TASK DETAILS
Output the full listing word for word.

ENTRIES
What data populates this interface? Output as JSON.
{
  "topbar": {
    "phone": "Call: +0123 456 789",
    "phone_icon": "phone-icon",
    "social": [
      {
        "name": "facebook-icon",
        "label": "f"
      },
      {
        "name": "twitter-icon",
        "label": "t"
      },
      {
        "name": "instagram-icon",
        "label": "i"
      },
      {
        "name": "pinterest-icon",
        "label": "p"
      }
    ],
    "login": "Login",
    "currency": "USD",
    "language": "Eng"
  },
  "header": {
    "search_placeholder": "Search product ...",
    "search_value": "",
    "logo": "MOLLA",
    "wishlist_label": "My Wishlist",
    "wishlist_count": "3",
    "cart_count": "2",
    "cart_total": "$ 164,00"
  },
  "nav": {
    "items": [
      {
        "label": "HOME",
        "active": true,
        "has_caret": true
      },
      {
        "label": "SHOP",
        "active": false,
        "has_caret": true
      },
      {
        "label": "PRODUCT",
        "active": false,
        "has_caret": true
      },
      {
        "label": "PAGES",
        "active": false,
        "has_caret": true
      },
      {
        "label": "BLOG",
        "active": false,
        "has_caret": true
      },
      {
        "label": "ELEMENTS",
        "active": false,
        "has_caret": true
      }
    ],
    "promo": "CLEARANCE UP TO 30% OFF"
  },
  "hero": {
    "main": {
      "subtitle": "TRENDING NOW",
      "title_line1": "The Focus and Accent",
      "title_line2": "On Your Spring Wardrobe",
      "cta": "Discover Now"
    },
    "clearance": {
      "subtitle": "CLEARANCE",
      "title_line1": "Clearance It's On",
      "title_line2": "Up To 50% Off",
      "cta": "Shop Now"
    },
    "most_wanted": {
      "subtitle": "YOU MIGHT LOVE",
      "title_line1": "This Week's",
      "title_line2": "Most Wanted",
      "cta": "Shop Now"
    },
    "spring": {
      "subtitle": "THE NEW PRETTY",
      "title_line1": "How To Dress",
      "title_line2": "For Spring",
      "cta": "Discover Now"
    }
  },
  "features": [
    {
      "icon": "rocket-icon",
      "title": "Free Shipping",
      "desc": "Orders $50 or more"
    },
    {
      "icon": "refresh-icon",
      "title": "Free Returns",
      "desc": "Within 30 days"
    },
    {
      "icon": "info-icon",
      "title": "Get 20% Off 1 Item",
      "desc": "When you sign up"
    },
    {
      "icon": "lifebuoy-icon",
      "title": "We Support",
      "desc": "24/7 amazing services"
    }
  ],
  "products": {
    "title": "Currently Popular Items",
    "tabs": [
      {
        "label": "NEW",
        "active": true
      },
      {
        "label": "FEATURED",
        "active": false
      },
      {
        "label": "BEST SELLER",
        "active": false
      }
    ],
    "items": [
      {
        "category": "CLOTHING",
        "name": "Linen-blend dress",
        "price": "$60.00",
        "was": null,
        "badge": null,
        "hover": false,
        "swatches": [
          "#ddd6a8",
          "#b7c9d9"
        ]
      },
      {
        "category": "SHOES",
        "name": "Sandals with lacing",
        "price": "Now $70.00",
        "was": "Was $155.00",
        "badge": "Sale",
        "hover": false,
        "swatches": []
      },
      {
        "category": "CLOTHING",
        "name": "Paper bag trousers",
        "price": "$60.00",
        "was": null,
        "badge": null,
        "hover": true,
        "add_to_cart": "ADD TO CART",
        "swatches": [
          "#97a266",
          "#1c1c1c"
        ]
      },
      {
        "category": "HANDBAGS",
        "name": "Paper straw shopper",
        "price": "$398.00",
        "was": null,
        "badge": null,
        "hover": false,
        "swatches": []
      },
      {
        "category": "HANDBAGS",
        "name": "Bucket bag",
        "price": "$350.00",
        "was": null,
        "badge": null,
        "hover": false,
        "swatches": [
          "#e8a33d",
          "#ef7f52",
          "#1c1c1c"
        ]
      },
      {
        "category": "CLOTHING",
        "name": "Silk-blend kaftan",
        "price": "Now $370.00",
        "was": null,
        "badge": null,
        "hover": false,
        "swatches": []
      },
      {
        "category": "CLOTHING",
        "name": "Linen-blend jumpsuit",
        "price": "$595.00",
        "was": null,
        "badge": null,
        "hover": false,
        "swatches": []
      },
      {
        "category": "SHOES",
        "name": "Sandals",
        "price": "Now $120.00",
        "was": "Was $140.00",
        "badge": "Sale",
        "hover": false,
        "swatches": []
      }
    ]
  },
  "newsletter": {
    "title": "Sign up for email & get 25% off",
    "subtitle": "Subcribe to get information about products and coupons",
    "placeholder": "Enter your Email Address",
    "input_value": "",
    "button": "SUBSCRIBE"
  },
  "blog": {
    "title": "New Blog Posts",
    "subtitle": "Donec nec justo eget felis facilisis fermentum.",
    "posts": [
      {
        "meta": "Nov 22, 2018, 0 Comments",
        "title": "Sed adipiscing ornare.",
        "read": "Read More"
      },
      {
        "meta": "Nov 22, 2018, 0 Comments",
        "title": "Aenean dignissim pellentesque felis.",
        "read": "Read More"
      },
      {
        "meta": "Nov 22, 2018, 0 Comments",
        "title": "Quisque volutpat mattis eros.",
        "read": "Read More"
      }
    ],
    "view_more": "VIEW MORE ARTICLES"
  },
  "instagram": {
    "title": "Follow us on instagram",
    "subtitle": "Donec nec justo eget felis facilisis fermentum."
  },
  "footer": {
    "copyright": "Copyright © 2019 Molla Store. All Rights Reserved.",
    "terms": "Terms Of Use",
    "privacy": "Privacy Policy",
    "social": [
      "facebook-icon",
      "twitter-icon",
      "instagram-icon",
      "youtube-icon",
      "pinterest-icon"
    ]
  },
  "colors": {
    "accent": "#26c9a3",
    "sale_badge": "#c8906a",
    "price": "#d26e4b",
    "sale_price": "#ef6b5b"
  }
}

REPLY TO THE TASK
What data populates this interface? Output as JSON.
{
  "topbar": {
    "phone": "Call: +0123 456 789",
    "phone_icon": "phone-icon",
    "social": [
      {
        "name": "facebook-icon",
        "label": "f"
      },
      {
        "name": "twitter-icon",
        "label": "t"
      },
      {
        "name": "instagram-icon",
        "label": "i"
      },
      {
        "name": "pinterest-icon",
        "label": "p"
      }
    ],
    "login": "Login",
    "currency": "USD",
    "language": "Eng"
  },
  "header": {
    "search_placeholder": "Search product ...",
    "search_value": "",
    "logo": "MOLLA",
    "wishlist_label": "My Wishlist",
    "wishlist_count": "3",
    "cart_count": "2",
    "cart_total": "$ 164,00"
  },
  "nav": {
    "items": [
      {
        "label": "HOME",
        "active": true,
        "has_caret": true
      },
      {
        "label": "SHOP",
        "active": false,
        "has_caret": true
      },
      {
        "label": "PRODUCT",
        "active": false,
        "has_caret": true
      },
      {
        "label": "PAGES",
        "active": false,
        "has_caret": true
      },
      {
        "label": "BLOG",
        "active": false,
        "has_caret": true
      },
      {
        "label": "ELEMENTS",
        "active": false,
        "has_caret": true
      }
    ],
    "promo": "CLEARANCE UP TO 30% OFF"
  },
  "hero": {
    "main": {
      "subtitle": "TRENDING NOW",
      "title_line1": "The Focus and Accent",
      "title_line2": "On Your Spring Wardrobe",
      "cta": "Discover Now"
    },
    "clearance": {
      "subtitle": "CLEARANCE",
      "title_line1": "Clearance It's On",
      "title_line2": "Up To 50% Off",
      "cta": "Shop Now"
    },
    "most_wanted": {
      "subtitle": "YOU MIGHT LOVE",
      "title_line1": "This Week's",
      "title_line2": "Most Wanted",
      "cta": "Shop Now"
    },
    "spring": {
      "subtitle": "THE NEW PRETTY",
      "title_line1": "How To Dress",
      "title_line2": "For Spring",
      "cta": "Discover Now"
    }
  },
  "features": [
    {
      "icon": "rocket-icon",
      "title": "Free Shipping",
      "desc": "Orders $50 or more"
    },
    {
      "icon": "refresh-icon",
      "title": "Free Returns",
      "desc": "Within 30 days"
    },
    {
      "icon": "info-icon",
      "title": "Get 20% Off 1 Item",
      "desc": "When you sign up"
    },
    {
      "icon": "lifebuoy-icon",
      "title": "We Support",
      "desc": "24/7 amazing services"
    }
  ],
  "products": {
    "title": "Currently Popular Items",
    "tabs": [
      {
        "label": "NEW",
        "active": true
      },
      {
        "label": "FEATURED",
        "active": false
      },
      {
        "label": "BEST SELLER",
        "active": false
      }
    ],
    "items": [
      {
        "category": "CLOTHING",
        "name": "Linen-blend dress",
        "price": "$60.00",
        "was": null,
        "badge": null,
        "hover": false,
        "swatches": [
          "#ddd6a8",
          "#b7c9d9"
        ]
      },
      {
        "category": "SHOES",
        "name": "Sandals with lacing",
        "price": "Now $70.00",
        "was": "Was $155.00",
        "badge": "Sale",
        "hover": false,
        "swatches": []
      },
      {
        "category": "CLOTHING",
        "name": "Paper bag trousers",
        "price": "$60.00",
        "was": null,
        "badge": null,
        "hover": true,
        "add_to_cart": "ADD TO CART",
        "swatches": [
          "#97a266",
          "#1c1c1c"
        ]
      },
      {
        "category": "HANDBAGS",
        "name": "Paper straw shopper",
        "price": "$398.00",
        "was": null,
        "badge": null,
        "hover": false,
        "swatches": []
      },
      {
        "category": "HANDBAGS",
        "name": "Bucket bag",
        "price": "$350.00",
        "was": null,
        "badge": null,
        "hover": false,
        "swatches": [
          "#e8a33d",
          "#ef7f52",
          "#1c1c1c"
        ]
      },
      {
        "category": "CLOTHING",
        "name": "Silk-blend kaftan",
        "price": "Now $370.00",
        "was": null,
        "badge": null,
        "hover": false,
        "swatches": []
      },
      {
        "category": "CLOTHING",
        "name": "Linen-blend jumpsuit",
        "price": "$595.00",
        "was": null,
        "badge": null,
        "hover": false,
        "swatches": []
      },
      {
        "category": "SHOES",
        "name": "Sandals",
        "price": "Now $120.00",
        "was": "Was $140.00",
        "badge": "Sale",
        "hover": false,
        "swatches": []
      }
    ]
  },
  "newsletter": {
    "title": "Sign up for email & get 25% off",
    "subtitle": "Subcribe to get information about products and coupons",
    "placeholder": "Enter your Email Address",
    "input_value": "",
    "button": "SUBSCRIBE"
  },
  "blog": {
    "title": "New Blog Posts",
    "subtitle": "Donec nec justo eget felis facilisis fermentum.",
    "posts": [
      {
        "meta": "Nov 22, 2018, 0 Comments",
        "title": "Sed adipiscing ornare.",
        "read": "Read More"
      },
      {
        "meta": "Nov 22, 2018, 0 Comments",
        "title": "Aenean dignissim pellentesque felis.",
        "read": "Read More"
      },
      {
        "meta": "Nov 22, 2018, 0 Comments",
        "title": "Quisque volutpat mattis eros.",
        "read": "Read More"
      }
    ],
    "view_more": "VIEW MORE ARTICLES"
  },
  "instagram": {
    "title": "Follow us on instagram",
    "subtitle": "Donec nec justo eget felis facilisis fermentum."
  },
  "footer": {
    "copyright": "Copyright © 2019 Molla Store. All Rights Reserved.",
    "terms": "Terms Of Use",
    "privacy": "Privacy Policy",
    "social": [
      "facebook-icon",
      "twitter-icon",
      "instagram-icon",
      "youtube-icon",
      "pinterest-icon"
    ]
  },
  "colors": {
    "accent": "#26c9a3",
    "sale_badge": "#c8906a",
    "price": "#d26e4b",
    "sale_price": "#ef6b5b"
  }
}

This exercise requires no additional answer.